Task:
Go through the material below, count the lines with the word "Somatic", and reply with the count alone.

Material for this task:
★ ★ ★ ★ ★

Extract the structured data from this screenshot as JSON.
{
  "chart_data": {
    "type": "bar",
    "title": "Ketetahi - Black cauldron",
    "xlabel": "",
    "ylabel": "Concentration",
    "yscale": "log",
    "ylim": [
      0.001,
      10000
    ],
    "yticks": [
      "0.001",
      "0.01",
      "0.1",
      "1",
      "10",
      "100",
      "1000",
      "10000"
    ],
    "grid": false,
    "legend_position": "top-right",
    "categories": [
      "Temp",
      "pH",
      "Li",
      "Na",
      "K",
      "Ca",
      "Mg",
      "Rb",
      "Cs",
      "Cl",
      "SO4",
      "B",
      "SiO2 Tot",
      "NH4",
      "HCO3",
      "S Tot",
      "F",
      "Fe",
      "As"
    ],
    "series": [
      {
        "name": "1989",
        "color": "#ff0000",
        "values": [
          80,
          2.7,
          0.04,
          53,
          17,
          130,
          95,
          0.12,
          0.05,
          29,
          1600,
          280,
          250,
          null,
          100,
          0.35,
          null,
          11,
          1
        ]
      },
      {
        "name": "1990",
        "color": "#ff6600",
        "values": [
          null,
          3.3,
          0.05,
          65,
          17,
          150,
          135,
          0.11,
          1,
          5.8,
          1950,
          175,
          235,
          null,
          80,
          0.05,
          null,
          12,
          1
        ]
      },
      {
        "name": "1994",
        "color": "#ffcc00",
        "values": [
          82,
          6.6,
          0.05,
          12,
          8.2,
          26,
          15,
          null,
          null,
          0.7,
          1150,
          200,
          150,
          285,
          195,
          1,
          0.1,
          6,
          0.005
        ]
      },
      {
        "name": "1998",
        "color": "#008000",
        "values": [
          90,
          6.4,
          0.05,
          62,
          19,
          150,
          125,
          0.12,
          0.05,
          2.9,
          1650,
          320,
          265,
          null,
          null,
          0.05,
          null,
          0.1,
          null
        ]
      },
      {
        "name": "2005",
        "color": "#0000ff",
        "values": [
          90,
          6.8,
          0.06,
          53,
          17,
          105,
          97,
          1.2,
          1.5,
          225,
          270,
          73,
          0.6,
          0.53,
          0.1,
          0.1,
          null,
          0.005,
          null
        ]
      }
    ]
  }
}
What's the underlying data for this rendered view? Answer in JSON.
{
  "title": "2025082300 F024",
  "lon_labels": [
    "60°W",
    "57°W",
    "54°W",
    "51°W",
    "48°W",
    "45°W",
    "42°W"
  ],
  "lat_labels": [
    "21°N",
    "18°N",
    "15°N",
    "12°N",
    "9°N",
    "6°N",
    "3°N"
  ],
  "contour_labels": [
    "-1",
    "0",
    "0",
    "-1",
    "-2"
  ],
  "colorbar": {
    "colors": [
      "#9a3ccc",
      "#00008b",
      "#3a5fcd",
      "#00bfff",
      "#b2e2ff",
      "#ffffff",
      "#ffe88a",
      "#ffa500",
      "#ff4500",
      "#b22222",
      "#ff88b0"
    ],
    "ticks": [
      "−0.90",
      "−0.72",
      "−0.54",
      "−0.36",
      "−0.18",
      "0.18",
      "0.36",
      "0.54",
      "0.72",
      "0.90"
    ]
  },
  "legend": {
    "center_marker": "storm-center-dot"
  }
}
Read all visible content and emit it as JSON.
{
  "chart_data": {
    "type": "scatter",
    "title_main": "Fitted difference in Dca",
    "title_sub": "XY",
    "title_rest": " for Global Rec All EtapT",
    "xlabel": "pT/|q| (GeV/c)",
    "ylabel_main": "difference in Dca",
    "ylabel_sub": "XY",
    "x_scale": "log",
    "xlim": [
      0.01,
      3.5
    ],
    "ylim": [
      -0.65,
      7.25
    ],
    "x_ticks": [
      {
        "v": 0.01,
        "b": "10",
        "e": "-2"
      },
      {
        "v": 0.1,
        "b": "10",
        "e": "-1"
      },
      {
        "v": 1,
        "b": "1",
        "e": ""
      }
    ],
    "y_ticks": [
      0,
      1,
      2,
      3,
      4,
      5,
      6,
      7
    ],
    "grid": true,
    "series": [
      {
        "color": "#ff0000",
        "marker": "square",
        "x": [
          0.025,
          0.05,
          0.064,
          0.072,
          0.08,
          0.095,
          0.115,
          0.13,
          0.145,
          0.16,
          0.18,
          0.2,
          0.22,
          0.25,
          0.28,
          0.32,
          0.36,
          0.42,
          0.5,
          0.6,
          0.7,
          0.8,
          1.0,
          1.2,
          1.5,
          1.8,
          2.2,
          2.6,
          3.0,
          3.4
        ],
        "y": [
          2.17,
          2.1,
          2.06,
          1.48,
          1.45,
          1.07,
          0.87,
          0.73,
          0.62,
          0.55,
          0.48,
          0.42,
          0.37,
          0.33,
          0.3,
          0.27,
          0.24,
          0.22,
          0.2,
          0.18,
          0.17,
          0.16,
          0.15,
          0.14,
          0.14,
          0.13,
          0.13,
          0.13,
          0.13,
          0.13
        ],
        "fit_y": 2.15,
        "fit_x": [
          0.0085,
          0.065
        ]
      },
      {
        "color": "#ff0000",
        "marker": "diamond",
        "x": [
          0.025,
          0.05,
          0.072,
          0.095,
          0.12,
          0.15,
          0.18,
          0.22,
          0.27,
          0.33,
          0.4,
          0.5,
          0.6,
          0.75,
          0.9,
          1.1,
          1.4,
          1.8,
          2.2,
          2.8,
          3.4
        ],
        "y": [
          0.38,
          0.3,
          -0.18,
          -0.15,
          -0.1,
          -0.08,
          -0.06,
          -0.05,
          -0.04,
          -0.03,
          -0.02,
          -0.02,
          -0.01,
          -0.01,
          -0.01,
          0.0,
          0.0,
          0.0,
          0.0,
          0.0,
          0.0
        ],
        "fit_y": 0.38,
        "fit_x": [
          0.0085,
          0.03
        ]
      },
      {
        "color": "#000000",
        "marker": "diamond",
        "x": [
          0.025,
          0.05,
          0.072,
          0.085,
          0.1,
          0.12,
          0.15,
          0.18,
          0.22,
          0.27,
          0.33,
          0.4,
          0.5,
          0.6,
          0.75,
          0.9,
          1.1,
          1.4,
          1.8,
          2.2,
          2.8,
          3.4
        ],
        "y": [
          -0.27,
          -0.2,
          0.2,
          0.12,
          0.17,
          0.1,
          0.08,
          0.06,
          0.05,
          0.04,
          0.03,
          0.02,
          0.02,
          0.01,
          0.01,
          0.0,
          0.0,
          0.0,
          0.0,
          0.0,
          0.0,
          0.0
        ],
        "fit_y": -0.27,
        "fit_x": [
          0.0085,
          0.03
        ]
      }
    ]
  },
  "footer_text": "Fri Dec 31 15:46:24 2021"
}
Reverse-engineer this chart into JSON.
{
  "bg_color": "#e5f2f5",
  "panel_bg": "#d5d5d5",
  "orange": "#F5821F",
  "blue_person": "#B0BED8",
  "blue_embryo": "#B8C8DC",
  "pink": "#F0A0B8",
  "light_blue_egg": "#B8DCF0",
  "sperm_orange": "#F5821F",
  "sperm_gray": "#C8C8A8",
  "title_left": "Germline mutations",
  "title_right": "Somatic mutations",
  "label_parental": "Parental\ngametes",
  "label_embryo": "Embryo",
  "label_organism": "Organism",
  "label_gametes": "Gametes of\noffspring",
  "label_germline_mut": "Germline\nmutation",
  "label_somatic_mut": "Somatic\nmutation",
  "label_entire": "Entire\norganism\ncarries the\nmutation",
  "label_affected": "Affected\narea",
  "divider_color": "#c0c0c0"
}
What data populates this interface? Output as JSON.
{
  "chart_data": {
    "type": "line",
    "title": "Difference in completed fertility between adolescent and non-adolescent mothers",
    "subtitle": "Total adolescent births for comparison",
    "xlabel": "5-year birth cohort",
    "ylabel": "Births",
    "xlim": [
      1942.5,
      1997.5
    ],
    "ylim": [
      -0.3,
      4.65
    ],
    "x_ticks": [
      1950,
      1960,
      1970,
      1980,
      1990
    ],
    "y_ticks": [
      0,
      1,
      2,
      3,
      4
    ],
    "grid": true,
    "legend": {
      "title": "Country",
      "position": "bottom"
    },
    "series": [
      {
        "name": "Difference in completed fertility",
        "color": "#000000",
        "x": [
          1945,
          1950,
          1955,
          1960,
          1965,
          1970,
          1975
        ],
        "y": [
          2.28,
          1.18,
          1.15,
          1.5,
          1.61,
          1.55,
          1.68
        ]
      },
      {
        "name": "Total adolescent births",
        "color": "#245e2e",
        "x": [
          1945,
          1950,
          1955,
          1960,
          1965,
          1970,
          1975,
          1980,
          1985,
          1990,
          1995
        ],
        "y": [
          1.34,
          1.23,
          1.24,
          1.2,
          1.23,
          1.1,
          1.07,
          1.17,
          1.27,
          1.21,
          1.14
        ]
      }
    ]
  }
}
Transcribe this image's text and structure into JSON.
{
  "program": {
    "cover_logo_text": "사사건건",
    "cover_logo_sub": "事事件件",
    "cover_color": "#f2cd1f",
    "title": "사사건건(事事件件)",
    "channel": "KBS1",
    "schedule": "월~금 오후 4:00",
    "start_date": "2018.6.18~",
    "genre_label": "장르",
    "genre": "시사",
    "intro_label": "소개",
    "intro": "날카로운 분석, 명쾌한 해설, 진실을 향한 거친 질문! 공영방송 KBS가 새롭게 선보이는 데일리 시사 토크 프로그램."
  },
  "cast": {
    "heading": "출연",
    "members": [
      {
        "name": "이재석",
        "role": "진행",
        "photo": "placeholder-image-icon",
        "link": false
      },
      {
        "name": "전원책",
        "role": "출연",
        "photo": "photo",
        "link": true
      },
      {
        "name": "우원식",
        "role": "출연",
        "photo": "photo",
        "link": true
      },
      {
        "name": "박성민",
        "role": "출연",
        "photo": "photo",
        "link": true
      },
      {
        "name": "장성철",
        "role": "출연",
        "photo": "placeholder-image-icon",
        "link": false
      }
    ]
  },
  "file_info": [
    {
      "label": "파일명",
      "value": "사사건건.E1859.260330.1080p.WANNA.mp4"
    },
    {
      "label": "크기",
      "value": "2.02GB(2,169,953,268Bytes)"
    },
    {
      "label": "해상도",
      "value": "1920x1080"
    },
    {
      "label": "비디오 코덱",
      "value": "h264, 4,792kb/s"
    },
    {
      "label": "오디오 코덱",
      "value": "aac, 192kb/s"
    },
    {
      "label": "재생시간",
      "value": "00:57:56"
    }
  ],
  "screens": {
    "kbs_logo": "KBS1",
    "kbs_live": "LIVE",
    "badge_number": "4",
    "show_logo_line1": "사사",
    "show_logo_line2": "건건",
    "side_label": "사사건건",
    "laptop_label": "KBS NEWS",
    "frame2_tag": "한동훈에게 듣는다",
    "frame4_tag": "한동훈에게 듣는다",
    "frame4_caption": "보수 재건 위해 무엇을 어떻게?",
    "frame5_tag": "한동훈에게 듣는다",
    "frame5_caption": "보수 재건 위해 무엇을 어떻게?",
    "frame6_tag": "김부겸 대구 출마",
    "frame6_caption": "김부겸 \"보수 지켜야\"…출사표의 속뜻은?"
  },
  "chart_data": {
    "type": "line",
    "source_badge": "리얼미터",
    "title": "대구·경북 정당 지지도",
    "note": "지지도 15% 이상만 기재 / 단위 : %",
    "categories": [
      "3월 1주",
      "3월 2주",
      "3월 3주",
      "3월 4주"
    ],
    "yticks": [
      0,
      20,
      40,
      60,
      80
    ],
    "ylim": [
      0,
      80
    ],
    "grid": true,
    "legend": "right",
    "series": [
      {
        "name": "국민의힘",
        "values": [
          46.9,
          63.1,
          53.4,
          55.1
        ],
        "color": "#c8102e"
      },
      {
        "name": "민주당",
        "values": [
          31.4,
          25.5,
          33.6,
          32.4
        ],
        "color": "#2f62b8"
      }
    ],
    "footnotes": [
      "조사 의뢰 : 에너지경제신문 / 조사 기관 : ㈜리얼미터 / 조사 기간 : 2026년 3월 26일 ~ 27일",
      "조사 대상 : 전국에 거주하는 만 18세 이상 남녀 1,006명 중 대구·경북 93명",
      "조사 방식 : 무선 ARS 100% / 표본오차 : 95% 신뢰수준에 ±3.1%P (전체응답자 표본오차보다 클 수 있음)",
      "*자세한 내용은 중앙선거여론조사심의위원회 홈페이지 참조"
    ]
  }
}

★ ★ ★ ★ ★

Task response:
2